= What to do =
Identify the lines containing the word "name". Copy each one.

[Dataset listings of figures]

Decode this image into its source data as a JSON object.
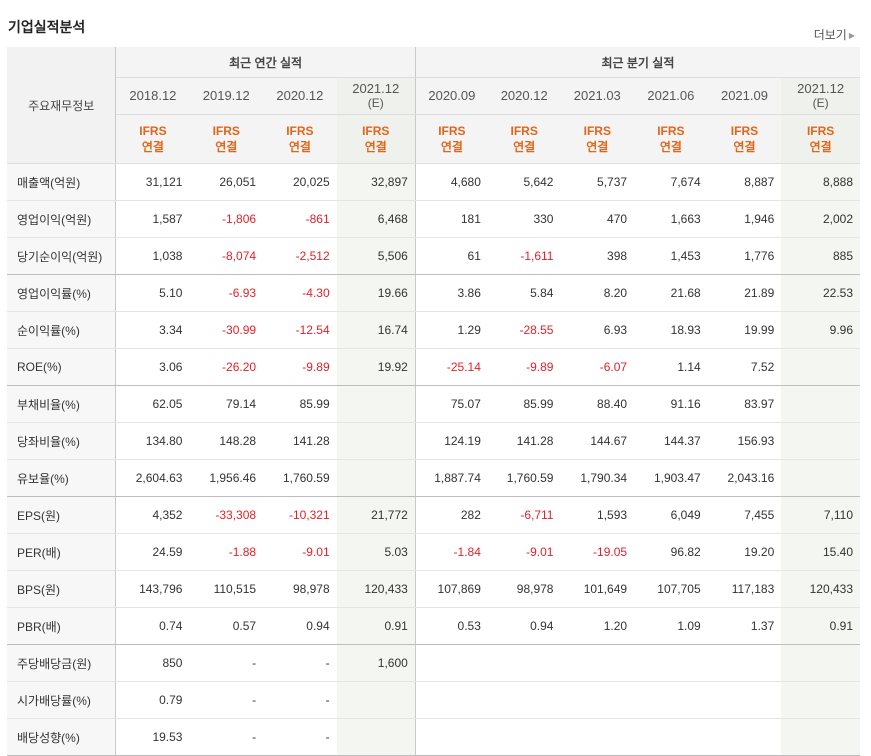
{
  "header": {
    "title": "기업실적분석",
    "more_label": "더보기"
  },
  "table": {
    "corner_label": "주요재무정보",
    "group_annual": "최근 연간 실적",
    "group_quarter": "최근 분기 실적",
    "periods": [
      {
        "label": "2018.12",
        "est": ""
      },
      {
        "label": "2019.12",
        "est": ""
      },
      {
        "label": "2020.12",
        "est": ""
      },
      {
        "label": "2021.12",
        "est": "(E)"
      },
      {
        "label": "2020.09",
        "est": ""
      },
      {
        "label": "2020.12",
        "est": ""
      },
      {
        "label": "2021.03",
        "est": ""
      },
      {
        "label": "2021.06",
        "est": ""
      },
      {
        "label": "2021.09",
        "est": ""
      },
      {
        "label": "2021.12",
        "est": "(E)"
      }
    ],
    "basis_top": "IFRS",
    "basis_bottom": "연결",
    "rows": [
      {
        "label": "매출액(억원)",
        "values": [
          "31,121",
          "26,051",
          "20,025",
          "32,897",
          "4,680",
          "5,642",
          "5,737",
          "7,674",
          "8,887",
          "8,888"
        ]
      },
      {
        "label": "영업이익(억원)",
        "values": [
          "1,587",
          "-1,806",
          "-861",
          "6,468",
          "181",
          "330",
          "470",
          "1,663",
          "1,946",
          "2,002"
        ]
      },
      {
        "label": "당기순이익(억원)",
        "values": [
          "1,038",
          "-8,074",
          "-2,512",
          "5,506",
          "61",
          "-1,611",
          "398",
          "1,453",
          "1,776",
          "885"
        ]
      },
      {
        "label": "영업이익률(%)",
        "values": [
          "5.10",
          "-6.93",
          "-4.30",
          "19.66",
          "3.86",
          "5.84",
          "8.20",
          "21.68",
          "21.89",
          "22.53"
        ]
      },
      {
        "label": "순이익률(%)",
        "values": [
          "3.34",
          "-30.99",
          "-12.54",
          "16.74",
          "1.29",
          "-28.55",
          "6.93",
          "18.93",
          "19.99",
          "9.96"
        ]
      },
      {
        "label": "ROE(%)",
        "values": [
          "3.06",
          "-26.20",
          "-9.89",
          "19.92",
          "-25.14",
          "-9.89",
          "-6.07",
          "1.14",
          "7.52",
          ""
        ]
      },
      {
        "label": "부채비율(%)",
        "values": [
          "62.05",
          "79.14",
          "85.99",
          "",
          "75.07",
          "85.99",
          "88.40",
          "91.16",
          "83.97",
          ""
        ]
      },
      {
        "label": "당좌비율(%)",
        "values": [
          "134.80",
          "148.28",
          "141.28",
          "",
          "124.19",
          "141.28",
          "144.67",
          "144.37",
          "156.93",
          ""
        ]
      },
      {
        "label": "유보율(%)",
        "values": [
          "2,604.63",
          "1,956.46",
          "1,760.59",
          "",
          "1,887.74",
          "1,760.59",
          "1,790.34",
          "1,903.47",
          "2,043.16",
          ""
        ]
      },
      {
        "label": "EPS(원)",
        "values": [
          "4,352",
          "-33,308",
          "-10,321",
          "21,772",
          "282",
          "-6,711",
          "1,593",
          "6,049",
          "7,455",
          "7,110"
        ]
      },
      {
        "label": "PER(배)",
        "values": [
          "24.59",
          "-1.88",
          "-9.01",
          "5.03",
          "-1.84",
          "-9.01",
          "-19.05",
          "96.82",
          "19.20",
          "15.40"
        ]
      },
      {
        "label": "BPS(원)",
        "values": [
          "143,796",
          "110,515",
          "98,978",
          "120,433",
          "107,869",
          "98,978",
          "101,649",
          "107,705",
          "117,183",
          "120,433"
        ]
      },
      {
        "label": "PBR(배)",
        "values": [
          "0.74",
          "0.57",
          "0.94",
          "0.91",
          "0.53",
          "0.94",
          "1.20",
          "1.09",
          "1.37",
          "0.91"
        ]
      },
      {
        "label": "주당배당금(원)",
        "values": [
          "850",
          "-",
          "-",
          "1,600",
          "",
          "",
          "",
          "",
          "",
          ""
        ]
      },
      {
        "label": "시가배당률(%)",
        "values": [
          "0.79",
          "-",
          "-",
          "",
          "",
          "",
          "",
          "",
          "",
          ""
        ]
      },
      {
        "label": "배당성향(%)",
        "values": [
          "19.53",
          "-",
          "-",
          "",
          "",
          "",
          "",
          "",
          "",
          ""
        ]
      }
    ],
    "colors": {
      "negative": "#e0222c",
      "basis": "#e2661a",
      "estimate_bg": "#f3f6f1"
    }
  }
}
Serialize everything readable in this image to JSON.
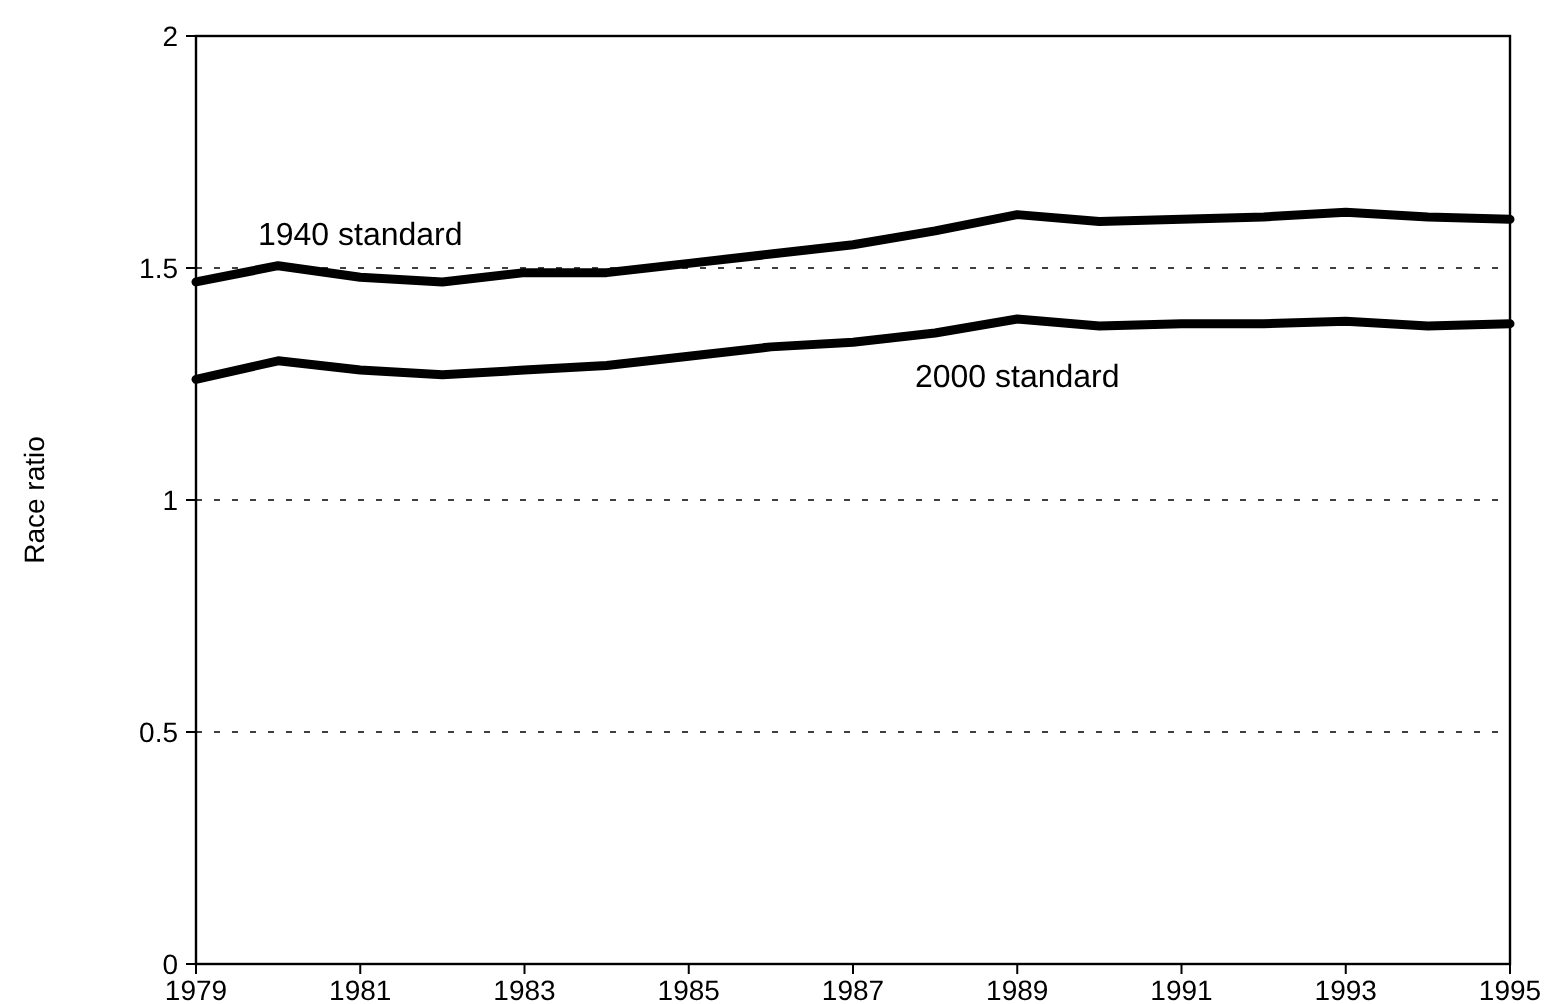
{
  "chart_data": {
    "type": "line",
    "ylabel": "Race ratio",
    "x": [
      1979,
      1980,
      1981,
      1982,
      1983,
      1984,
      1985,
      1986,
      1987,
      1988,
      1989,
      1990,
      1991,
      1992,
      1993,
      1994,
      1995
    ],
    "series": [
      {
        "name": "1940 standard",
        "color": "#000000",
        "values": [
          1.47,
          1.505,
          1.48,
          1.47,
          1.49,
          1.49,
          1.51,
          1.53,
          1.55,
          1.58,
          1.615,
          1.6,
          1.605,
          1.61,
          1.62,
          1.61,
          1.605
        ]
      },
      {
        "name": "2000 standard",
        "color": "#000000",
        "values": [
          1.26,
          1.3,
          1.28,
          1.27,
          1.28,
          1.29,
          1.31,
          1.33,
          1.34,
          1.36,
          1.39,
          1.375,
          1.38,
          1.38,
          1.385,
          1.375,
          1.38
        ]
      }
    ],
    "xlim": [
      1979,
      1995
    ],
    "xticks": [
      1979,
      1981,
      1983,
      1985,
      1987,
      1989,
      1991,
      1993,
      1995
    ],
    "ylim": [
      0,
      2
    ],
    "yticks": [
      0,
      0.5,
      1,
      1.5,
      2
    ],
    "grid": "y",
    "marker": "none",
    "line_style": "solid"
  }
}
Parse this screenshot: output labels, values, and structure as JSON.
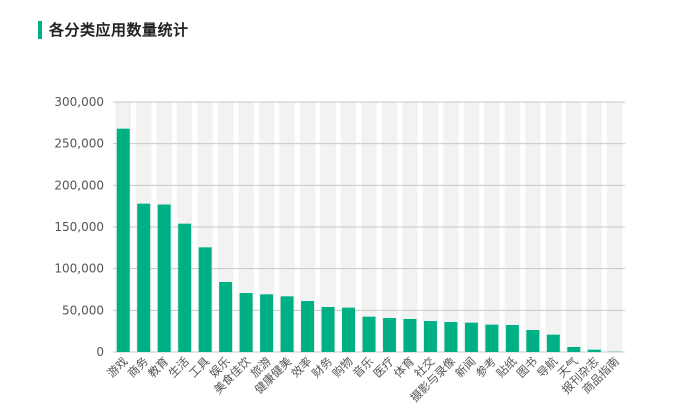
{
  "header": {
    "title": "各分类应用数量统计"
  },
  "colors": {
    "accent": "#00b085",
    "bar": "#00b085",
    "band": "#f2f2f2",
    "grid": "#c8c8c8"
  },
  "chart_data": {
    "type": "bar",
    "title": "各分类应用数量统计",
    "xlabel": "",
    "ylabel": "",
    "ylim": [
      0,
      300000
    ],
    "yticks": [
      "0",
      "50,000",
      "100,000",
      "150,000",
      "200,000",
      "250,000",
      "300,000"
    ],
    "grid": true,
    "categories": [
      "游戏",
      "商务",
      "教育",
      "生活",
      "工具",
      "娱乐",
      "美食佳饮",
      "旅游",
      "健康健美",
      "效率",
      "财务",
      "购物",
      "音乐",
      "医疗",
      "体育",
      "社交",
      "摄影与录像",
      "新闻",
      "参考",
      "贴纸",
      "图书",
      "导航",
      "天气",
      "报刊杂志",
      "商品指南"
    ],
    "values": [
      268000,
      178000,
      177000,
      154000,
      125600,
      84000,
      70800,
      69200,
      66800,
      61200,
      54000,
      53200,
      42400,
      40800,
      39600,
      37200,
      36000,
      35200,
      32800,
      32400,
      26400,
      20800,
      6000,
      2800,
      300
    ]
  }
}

= Completed task =
        "name": "1940 standard",
        "name": "2000 standard",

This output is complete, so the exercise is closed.